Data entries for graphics
· · · · · · ·
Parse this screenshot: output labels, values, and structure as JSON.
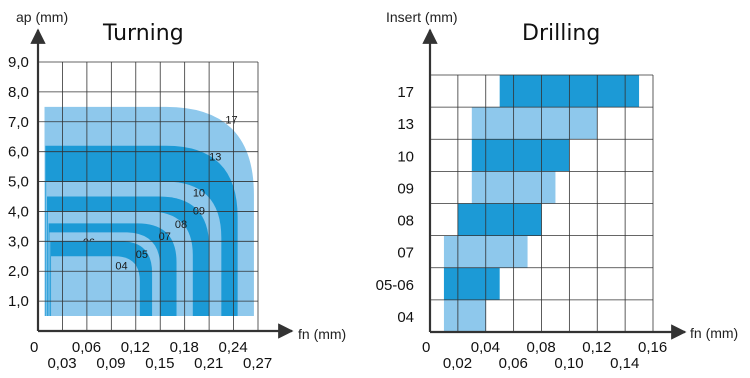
{
  "chart_data": [
    {
      "type": "area",
      "title": "Turning",
      "xlabel": "fn (mm)",
      "ylabel": "ap (mm)",
      "xlim": [
        0,
        0.27
      ],
      "ylim": [
        0,
        9.0
      ],
      "x_ticks_top": [
        "0,06",
        "0,12",
        "0,18",
        "0,24"
      ],
      "x_ticks_bottom": [
        "0,03",
        "0,09",
        "0,15",
        "0,21",
        "0,27"
      ],
      "x_zero_label": "0",
      "y_ticks": [
        "1,0",
        "2,0",
        "3,0",
        "4,0",
        "5,0",
        "6,0",
        "7,0",
        "8,0",
        "9,0"
      ],
      "grid": true,
      "series": [
        {
          "name": "17",
          "fn_max": 0.265,
          "ap_max": 7.5,
          "shade": "light"
        },
        {
          "name": "13",
          "fn_max": 0.245,
          "ap_max": 6.2,
          "shade": "dark"
        },
        {
          "name": "10",
          "fn_max": 0.225,
          "ap_max": 5.0,
          "shade": "light"
        },
        {
          "name": "09",
          "fn_max": 0.21,
          "ap_max": 4.5,
          "shade": "dark"
        },
        {
          "name": "08",
          "fn_max": 0.19,
          "ap_max": 4.0,
          "shade": "light"
        },
        {
          "name": "07",
          "fn_max": 0.17,
          "ap_max": 3.6,
          "shade": "dark"
        },
        {
          "name": "06",
          "fn_max": 0.15,
          "ap_max": 3.3,
          "shade": "light"
        },
        {
          "name": "05",
          "fn_max": 0.14,
          "ap_max": 3.0,
          "shade": "dark"
        },
        {
          "name": "04",
          "fn_max": 0.125,
          "ap_max": 2.5,
          "shade": "light"
        }
      ],
      "colors": {
        "light": "#8ec8ec",
        "dark": "#1c9ad6",
        "grid": "#333333"
      }
    },
    {
      "type": "bar",
      "title": "Drilling",
      "xlabel": "fn (mm)",
      "ylabel": "Insert (mm)",
      "xlim": [
        0,
        0.16
      ],
      "x_ticks_top": [
        "0,04",
        "0,08",
        "0,12",
        "0,16"
      ],
      "x_ticks_bottom": [
        "0,02",
        "0,06",
        "0,10",
        "0,14"
      ],
      "x_zero_label": "0",
      "categories": [
        "04",
        "05-06",
        "07",
        "08",
        "09",
        "10",
        "13",
        "17"
      ],
      "ranges": [
        {
          "insert": "04",
          "fn_min": 0.01,
          "fn_max": 0.04,
          "shade": "light"
        },
        {
          "insert": "05-06",
          "fn_min": 0.01,
          "fn_max": 0.05,
          "shade": "dark"
        },
        {
          "insert": "07",
          "fn_min": 0.01,
          "fn_max": 0.07,
          "shade": "light"
        },
        {
          "insert": "08",
          "fn_min": 0.02,
          "fn_max": 0.08,
          "shade": "dark"
        },
        {
          "insert": "09",
          "fn_min": 0.03,
          "fn_max": 0.09,
          "shade": "light"
        },
        {
          "insert": "10",
          "fn_min": 0.03,
          "fn_max": 0.1,
          "shade": "dark"
        },
        {
          "insert": "13",
          "fn_min": 0.03,
          "fn_max": 0.12,
          "shade": "light"
        },
        {
          "insert": "17",
          "fn_min": 0.05,
          "fn_max": 0.15,
          "shade": "dark"
        }
      ],
      "grid": true,
      "colors": {
        "light": "#8ec8ec",
        "dark": "#1c9ad6",
        "grid": "#333333"
      }
    }
  ]
}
· · · · · · ·
PROMPT: Report how many lines in the data contain the word "name", with no words besides the number.

RESPONSE: 9